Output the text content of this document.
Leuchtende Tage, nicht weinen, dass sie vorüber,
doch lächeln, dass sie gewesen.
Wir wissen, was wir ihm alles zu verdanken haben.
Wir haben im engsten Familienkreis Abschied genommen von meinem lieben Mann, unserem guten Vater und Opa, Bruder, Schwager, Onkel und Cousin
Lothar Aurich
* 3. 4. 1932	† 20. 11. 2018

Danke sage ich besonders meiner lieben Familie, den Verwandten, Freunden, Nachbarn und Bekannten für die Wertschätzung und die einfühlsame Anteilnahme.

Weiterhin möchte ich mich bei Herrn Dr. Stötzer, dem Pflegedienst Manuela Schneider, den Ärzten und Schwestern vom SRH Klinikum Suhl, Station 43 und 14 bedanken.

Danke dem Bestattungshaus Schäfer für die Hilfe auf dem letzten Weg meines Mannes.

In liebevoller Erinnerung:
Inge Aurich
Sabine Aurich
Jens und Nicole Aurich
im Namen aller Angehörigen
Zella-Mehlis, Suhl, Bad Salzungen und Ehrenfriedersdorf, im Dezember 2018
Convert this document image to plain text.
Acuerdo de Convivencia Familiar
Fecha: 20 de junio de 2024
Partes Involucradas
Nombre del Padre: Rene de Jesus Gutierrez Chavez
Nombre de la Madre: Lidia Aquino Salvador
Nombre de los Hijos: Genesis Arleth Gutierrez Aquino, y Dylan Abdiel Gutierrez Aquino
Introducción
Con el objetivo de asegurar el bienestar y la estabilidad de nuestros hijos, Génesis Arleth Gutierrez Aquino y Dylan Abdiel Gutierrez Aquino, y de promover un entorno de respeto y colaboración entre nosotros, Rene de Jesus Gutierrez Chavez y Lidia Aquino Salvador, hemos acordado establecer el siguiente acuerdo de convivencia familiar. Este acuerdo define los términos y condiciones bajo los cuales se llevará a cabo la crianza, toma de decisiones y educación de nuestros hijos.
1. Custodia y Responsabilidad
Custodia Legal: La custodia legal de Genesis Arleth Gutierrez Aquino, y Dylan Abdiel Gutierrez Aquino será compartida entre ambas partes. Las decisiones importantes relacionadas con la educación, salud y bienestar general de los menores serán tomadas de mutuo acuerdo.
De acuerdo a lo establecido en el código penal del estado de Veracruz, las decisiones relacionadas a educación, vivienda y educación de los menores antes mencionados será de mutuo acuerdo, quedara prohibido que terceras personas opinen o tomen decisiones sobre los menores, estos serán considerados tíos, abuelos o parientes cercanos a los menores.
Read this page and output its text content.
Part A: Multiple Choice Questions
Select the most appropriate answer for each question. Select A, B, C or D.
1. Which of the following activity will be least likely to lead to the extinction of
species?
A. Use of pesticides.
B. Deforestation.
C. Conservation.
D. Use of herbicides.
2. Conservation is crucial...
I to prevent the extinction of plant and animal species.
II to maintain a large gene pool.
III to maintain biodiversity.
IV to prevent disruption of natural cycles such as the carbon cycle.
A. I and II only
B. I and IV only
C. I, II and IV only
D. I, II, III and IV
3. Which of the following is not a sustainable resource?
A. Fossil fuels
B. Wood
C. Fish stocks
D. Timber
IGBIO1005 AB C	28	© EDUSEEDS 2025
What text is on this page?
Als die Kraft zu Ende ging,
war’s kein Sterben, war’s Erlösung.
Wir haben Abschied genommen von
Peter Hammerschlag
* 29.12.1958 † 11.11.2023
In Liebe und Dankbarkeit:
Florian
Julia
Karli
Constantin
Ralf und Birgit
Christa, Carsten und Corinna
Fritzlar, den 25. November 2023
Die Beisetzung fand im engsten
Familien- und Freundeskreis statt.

### Problem statement
Give back each record, exactly as it reads.

### Problem solution
Output the text content of this document.
Leuchtende Tage, nicht weinen, dass sie vorüber,
doch lächeln, dass sie gewesen.
Wir wissen, was wir ihm alles zu verdanken haben.
Wir haben im engsten Familienkreis Abschied genommen von meinem lieben Mann, unserem guten Vater und Opa, Bruder, Schwager, Onkel und Cousin
Lothar Aurich
* 3. 4. 1932	† 20. 11. 2018

Danke sage ich besonders meiner lieben Familie, den Verwandten, Freunden, Nachbarn und Bekannten für die Wertschätzung und die einfühlsame Anteilnahme.

Weiterhin möchte ich mich bei Herrn Dr. Stötzer, dem Pflegedienst Manuela Schneider, den Ärzten und Schwestern vom SRH Klinikum Suhl, Station 43 und 14 bedanken.

Danke dem Bestattungshaus Schäfer für die Hilfe auf dem letzten Weg meines Mannes.

In liebevoller Erinnerung:
Inge Aurich
Sabine Aurich
Jens und Nicole Aurich
im Namen aller Angehörigen
Zella-Mehlis, Suhl, Bad Salzungen und Ehrenfriedersdorf, im Dezember 2018
Convert this document image to plain text.
Acuerdo de Convivencia Familiar
Fecha: 20 de junio de 2024
Partes Involucradas
Nombre del Padre: Rene de Jesus Gutierrez Chavez
Nombre de la Madre: Lidia Aquino Salvador
Nombre de los Hijos: Genesis Arleth Gutierrez Aquino, y Dylan Abdiel Gutierrez Aquino
Introducción
Con el objetivo de asegurar el bienestar y la estabilidad de nuestros hijos, Génesis Arleth Gutierrez Aquino y Dylan Abdiel Gutierrez Aquino, y de promover un entorno de respeto y colaboración entre nosotros, Rene de Jesus Gutierrez Chavez y Lidia Aquino Salvador, hemos acordado establecer el siguiente acuerdo de convivencia familiar. Este acuerdo define los términos y condiciones bajo los cuales se llevará a cabo la crianza, toma de decisiones y educación de nuestros hijos.
1. Custodia y Responsabilidad
Custodia Legal: La custodia legal de Genesis Arleth Gutierrez Aquino, y Dylan Abdiel Gutierrez Aquino será compartida entre ambas partes. Las decisiones importantes relacionadas con la educación, salud y bienestar general de los menores serán tomadas de mutuo acuerdo.
De acuerdo a lo establecido en el código penal del estado de Veracruz, las decisiones relacionadas a educación, vivienda y educación de los menores antes mencionados será de mutuo acuerdo, quedara prohibido que terceras personas opinen o tomen decisiones sobre los menores, estos serán considerados tíos, abuelos o parientes cercanos a los menores.
Read this page and output its text content.
Part A: Multiple Choice Questions
Select the most appropriate answer for each question. Select A, B, C or D.
1. Which of the following activity will be least likely to lead to the extinction of
species?
A. Use of pesticides.
B. Deforestation.
C. Conservation.
D. Use of herbicides.
2. Conservation is crucial...
I to prevent the extinction of plant and animal species.
II to maintain a large gene pool.
III to maintain biodiversity.
IV to prevent disruption of natural cycles such as the carbon cycle.
A. I and II only
B. I and IV only
C. I, II and IV only
D. I, II, III and IV
3. Which of the following is not a sustainable resource?
A. Fossil fuels
B. Wood
C. Fish stocks
D. Timber
IGBIO1005 AB C	28	© EDUSEEDS 2025
What text is on this page?
Als die Kraft zu Ende ging,
war’s kein Sterben, war’s Erlösung.
Wir haben Abschied genommen von
Peter Hammerschlag
* 29.12.1958 † 11.11.2023
In Liebe und Dankbarkeit:
Florian
Julia
Karli
Constantin
Ralf und Birgit
Christa, Carsten und Corinna
Fritzlar, den 25. November 2023
Die Beisetzung fand im engsten
Familien- und Freundeskreis statt.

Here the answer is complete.